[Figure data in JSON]
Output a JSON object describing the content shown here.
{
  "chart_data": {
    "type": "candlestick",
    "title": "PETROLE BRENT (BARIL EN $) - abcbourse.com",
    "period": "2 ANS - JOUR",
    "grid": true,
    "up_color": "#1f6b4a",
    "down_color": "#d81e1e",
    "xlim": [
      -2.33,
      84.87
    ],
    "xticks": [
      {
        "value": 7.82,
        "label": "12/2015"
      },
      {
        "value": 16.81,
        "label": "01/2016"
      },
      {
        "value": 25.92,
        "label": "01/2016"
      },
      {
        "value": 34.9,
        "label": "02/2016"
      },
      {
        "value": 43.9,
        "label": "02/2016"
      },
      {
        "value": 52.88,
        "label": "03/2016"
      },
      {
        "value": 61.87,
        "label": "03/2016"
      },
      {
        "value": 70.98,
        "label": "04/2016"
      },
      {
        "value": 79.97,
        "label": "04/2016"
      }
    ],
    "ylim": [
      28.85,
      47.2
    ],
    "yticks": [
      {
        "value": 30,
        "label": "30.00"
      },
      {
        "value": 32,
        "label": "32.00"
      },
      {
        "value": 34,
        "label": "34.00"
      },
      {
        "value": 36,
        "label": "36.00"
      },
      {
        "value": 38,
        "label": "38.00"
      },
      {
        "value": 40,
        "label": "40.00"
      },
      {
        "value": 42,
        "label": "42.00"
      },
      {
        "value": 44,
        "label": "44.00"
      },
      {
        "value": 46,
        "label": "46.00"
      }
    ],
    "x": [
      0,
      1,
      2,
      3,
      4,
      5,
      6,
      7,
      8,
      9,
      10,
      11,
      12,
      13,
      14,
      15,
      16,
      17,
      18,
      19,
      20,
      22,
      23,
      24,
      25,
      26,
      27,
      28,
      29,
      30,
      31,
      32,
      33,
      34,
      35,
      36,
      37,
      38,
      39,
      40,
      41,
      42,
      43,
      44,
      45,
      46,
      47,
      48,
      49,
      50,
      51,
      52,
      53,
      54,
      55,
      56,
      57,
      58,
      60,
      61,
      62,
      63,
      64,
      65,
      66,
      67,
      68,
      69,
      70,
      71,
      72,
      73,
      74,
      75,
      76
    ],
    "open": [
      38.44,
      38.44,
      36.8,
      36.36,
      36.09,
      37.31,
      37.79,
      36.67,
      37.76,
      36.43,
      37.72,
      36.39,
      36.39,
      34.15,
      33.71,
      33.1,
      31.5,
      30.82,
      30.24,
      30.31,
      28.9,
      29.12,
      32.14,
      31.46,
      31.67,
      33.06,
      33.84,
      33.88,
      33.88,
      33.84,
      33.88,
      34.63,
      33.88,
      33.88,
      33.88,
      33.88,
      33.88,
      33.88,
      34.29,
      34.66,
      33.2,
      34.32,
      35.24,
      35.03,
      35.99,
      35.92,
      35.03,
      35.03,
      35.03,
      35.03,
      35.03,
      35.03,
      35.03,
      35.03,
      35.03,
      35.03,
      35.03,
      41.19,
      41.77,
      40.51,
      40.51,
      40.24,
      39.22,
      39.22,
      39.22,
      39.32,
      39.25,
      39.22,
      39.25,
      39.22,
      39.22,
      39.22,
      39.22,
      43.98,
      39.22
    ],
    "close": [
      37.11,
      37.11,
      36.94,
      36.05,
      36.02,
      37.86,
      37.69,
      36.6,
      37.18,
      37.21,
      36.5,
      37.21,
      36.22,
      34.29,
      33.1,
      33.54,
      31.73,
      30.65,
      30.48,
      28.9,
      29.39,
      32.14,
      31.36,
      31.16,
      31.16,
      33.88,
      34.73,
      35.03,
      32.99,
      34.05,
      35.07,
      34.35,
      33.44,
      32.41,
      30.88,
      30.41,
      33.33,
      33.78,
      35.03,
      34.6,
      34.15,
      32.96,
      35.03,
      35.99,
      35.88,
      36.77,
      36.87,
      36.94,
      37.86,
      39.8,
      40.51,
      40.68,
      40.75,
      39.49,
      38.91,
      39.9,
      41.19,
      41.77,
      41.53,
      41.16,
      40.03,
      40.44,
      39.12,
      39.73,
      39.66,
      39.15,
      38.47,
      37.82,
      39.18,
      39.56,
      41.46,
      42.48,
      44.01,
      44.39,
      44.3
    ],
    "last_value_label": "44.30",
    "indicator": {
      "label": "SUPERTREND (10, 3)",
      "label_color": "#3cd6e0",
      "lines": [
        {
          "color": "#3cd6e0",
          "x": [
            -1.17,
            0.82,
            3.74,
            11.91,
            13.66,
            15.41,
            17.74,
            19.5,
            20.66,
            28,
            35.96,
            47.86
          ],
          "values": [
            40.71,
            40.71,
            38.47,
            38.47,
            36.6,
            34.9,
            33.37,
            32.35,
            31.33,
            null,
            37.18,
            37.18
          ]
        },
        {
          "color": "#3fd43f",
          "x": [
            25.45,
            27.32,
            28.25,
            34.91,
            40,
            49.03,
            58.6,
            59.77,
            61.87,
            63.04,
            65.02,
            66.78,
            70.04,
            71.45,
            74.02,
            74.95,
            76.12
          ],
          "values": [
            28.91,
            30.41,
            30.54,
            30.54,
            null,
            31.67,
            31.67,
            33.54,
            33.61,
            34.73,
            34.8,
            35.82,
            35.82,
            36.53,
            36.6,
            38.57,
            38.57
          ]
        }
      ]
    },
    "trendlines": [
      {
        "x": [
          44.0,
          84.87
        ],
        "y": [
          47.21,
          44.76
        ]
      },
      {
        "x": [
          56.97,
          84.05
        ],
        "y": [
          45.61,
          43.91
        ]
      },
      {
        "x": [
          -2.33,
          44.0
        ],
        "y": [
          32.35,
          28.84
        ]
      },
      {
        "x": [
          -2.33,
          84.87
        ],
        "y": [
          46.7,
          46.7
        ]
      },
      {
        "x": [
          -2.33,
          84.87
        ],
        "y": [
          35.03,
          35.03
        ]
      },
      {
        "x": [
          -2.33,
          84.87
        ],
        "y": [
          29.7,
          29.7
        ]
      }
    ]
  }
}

■ **Task to carry out**: Once more, set down the full listing, verbatim.

■ **Response**:
Output a JSON object describing the content shown here.
{
  "chart_data": {
    "type": "candlestick",
    "title": "PETROLE BRENT (BARIL EN $) - abcbourse.com",
    "period": "2 ANS - JOUR",
    "grid": true,
    "up_color": "#1f6b4a",
    "down_color": "#d81e1e",
    "xlim": [
      -2.33,
      84.87
    ],
    "xticks": [
      {
        "value": 7.82,
        "label": "12/2015"
      },
      {
        "value": 16.81,
        "label": "01/2016"
      },
      {
        "value": 25.92,
        "label": "01/2016"
      },
      {
        "value": 34.9,
        "label": "02/2016"
      },
      {
        "value": 43.9,
        "label": "02/2016"
      },
      {
        "value": 52.88,
        "label": "03/2016"
      },
      {
        "value": 61.87,
        "label": "03/2016"
      },
      {
        "value": 70.98,
        "label": "04/2016"
      },
      {
        "value": 79.97,
        "label": "04/2016"
      }
    ],
    "ylim": [
      28.85,
      47.2
    ],
    "yticks": [
      {
        "value": 30,
        "label": "30.00"
      },
      {
        "value": 32,
        "label": "32.00"
      },
      {
        "value": 34,
        "label": "34.00"
      },
      {
        "value": 36,
        "label": "36.00"
      },
      {
        "value": 38,
        "label": "38.00"
      },
      {
        "value": 40,
        "label": "40.00"
      },
      {
        "value": 42,
        "label": "42.00"
      },
      {
        "value": 44,
        "label": "44.00"
      },
      {
        "value": 46,
        "label": "46.00"
      }
    ],
    "x": [
      0,
      1,
      2,
      3,
      4,
      5,
      6,
      7,
      8,
      9,
      10,
      11,
      12,
      13,
      14,
      15,
      16,
      17,
      18,
      19,
      20,
      22,
      23,
      24,
      25,
      26,
      27,
      28,
      29,
      30,
      31,
      32,
      33,
      34,
      35,
      36,
      37,
      38,
      39,
      40,
      41,
      42,
      43,
      44,
      45,
      46,
      47,
      48,
      49,
      50,
      51,
      52,
      53,
      54,
      55,
      56,
      57,
      58,
      60,
      61,
      62,
      63,
      64,
      65,
      66,
      67,
      68,
      69,
      70,
      71,
      72,
      73,
      74,
      75,
      76
    ],
    "open": [
      38.44,
      38.44,
      36.8,
      36.36,
      36.09,
      37.31,
      37.79,
      36.67,
      37.76,
      36.43,
      37.72,
      36.39,
      36.39,
      34.15,
      33.71,
      33.1,
      31.5,
      30.82,
      30.24,
      30.31,
      28.9,
      29.12,
      32.14,
      31.46,
      31.67,
      33.06,
      33.84,
      33.88,
      33.88,
      33.84,
      33.88,
      34.63,
      33.88,
      33.88,
      33.88,
      33.88,
      33.88,
      33.88,
      34.29,
      34.66,
      33.2,
      34.32,
      35.24,
      35.03,
      35.99,
      35.92,
      35.03,
      35.03,
      35.03,
      35.03,
      35.03,
      35.03,
      35.03,
      35.03,
      35.03,
      35.03,
      35.03,
      41.19,
      41.77,
      40.51,
      40.51,
      40.24,
      39.22,
      39.22,
      39.22,
      39.32,
      39.25,
      39.22,
      39.25,
      39.22,
      39.22,
      39.22,
      39.22,
      43.98,
      39.22
    ],
    "close": [
      37.11,
      37.11,
      36.94,
      36.05,
      36.02,
      37.86,
      37.69,
      36.6,
      37.18,
      37.21,
      36.5,
      37.21,
      36.22,
      34.29,
      33.1,
      33.54,
      31.73,
      30.65,
      30.48,
      28.9,
      29.39,
      32.14,
      31.36,
      31.16,
      31.16,
      33.88,
      34.73,
      35.03,
      32.99,
      34.05,
      35.07,
      34.35,
      33.44,
      32.41,
      30.88,
      30.41,
      33.33,
      33.78,
      35.03,
      34.6,
      34.15,
      32.96,
      35.03,
      35.99,
      35.88,
      36.77,
      36.87,
      36.94,
      37.86,
      39.8,
      40.51,
      40.68,
      40.75,
      39.49,
      38.91,
      39.9,
      41.19,
      41.77,
      41.53,
      41.16,
      40.03,
      40.44,
      39.12,
      39.73,
      39.66,
      39.15,
      38.47,
      37.82,
      39.18,
      39.56,
      41.46,
      42.48,
      44.01,
      44.39,
      44.3
    ],
    "last_value_label": "44.30",
    "indicator": {
      "label": "SUPERTREND (10, 3)",
      "label_color": "#3cd6e0",
      "lines": [
        {
          "color": "#3cd6e0",
          "x": [
            -1.17,
            0.82,
            3.74,
            11.91,
            13.66,
            15.41,
            17.74,
            19.5,
            20.66,
            28,
            35.96,
            47.86
          ],
          "values": [
            40.71,
            40.71,
            38.47,
            38.47,
            36.6,
            34.9,
            33.37,
            32.35,
            31.33,
            null,
            37.18,
            37.18
          ]
        },
        {
          "color": "#3fd43f",
          "x": [
            25.45,
            27.32,
            28.25,
            34.91,
            40,
            49.03,
            58.6,
            59.77,
            61.87,
            63.04,
            65.02,
            66.78,
            70.04,
            71.45,
            74.02,
            74.95,
            76.12
          ],
          "values": [
            28.91,
            30.41,
            30.54,
            30.54,
            null,
            31.67,
            31.67,
            33.54,
            33.61,
            34.73,
            34.8,
            35.82,
            35.82,
            36.53,
            36.6,
            38.57,
            38.57
          ]
        }
      ]
    },
    "trendlines": [
      {
        "x": [
          44.0,
          84.87
        ],
        "y": [
          47.21,
          44.76
        ]
      },
      {
        "x": [
          56.97,
          84.05
        ],
        "y": [
          45.61,
          43.91
        ]
      },
      {
        "x": [
          -2.33,
          44.0
        ],
        "y": [
          32.35,
          28.84
        ]
      },
      {
        "x": [
          -2.33,
          84.87
        ],
        "y": [
          46.7,
          46.7
        ]
      },
      {
        "x": [
          -2.33,
          84.87
        ],
        "y": [
          35.03,
          35.03
        ]
      },
      {
        "x": [
          -2.33,
          84.87
        ],
        "y": [
          29.7,
          29.7
        ]
      }
    ]
  }
}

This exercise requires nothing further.